┌─ Dataset

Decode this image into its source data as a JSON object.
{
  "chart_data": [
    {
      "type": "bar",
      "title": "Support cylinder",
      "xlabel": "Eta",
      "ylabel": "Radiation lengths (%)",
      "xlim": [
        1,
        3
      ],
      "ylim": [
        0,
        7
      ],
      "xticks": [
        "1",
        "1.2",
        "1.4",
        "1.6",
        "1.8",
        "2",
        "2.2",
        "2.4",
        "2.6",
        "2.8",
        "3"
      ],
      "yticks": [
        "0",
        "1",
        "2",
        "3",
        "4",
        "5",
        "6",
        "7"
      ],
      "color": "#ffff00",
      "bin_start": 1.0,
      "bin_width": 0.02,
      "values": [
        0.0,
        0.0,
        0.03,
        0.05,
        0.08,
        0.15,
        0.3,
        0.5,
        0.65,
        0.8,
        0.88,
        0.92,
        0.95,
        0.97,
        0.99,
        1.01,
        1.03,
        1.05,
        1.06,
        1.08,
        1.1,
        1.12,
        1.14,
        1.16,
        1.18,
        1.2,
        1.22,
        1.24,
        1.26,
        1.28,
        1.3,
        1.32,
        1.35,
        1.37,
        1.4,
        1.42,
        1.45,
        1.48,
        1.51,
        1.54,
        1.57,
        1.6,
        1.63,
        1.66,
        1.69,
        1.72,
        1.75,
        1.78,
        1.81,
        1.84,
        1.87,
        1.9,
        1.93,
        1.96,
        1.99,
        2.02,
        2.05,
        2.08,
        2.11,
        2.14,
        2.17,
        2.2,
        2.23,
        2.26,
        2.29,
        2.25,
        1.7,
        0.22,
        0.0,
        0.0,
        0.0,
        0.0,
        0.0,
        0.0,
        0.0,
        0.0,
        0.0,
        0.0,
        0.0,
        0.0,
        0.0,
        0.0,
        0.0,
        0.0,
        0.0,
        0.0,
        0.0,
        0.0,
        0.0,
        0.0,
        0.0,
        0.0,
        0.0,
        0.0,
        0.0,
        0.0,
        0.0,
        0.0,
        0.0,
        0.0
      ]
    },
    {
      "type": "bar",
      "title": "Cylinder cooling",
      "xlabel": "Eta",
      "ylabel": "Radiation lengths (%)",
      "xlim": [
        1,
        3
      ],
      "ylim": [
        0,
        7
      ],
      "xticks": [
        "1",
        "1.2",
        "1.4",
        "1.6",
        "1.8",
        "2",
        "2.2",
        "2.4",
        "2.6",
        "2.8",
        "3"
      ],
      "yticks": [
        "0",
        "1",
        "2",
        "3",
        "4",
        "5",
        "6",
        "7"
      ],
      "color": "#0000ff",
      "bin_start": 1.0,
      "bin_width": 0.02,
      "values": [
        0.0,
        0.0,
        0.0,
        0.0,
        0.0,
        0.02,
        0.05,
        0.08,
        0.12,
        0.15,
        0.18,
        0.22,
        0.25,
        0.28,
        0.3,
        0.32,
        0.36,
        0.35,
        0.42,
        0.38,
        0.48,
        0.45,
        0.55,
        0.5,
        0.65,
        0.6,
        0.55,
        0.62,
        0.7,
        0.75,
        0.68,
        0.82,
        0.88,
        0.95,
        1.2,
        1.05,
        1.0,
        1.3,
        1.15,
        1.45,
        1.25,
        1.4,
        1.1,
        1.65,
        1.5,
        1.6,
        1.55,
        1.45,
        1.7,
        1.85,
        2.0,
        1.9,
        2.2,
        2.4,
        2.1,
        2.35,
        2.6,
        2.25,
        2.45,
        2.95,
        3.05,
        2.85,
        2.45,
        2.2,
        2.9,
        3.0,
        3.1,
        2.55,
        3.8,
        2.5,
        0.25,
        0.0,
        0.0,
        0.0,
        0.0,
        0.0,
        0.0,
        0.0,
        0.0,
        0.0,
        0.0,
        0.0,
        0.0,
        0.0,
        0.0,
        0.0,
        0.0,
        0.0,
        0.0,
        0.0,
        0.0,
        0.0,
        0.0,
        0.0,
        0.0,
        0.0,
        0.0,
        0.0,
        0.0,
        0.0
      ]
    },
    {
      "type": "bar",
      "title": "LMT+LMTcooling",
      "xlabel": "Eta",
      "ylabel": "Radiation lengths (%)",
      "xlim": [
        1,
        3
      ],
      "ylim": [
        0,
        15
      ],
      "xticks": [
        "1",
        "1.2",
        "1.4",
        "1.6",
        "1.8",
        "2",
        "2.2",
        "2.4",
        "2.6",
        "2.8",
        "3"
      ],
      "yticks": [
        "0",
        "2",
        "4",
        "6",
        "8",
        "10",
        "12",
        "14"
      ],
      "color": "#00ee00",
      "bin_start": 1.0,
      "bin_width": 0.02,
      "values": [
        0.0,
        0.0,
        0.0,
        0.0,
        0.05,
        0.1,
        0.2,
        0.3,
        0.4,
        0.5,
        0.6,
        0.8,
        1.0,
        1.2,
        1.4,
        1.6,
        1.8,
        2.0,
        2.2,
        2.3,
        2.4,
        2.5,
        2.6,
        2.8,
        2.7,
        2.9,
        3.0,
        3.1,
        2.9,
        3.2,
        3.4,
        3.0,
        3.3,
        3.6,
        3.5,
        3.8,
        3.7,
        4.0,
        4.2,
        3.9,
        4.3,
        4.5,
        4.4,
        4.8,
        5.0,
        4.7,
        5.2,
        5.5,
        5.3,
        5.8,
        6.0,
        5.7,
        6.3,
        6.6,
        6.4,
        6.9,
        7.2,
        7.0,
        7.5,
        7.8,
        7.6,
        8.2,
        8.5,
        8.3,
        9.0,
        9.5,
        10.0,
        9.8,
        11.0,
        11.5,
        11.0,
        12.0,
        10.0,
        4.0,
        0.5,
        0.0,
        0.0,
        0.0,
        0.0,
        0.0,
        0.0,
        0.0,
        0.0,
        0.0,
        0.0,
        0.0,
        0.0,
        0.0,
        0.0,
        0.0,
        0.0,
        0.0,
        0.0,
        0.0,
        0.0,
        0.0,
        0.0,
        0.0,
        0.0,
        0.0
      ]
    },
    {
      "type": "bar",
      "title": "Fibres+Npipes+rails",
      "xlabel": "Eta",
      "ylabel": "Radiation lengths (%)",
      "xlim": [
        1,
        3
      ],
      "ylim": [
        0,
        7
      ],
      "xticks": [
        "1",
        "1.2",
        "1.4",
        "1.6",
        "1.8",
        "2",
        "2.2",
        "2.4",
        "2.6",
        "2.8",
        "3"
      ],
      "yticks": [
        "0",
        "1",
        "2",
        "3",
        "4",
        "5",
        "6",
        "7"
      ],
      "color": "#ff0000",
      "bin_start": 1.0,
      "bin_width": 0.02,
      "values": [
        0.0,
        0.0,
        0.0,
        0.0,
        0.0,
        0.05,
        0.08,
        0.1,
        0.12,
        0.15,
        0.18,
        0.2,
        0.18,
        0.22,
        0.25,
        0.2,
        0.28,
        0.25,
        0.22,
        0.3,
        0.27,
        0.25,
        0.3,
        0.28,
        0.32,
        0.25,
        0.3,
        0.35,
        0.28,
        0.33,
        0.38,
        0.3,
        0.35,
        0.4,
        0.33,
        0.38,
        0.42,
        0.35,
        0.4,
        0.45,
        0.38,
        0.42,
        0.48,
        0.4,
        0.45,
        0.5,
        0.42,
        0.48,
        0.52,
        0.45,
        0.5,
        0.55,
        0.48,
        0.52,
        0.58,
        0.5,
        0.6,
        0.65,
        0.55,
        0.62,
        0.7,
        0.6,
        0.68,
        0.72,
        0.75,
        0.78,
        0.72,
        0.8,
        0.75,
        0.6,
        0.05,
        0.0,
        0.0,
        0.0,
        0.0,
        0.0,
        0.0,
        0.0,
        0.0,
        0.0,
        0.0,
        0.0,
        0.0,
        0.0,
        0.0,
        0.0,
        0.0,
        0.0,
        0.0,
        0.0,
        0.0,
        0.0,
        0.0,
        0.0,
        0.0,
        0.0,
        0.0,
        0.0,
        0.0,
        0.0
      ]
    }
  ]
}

└─

What the exercise asks:
Check each line of the records for the word "color" and extract those that contain it.

Output for this task:
      "color": "#ffff00",
      "color": "#0000ff",
      "color": "#00ee00",
      "color": "#ff0000",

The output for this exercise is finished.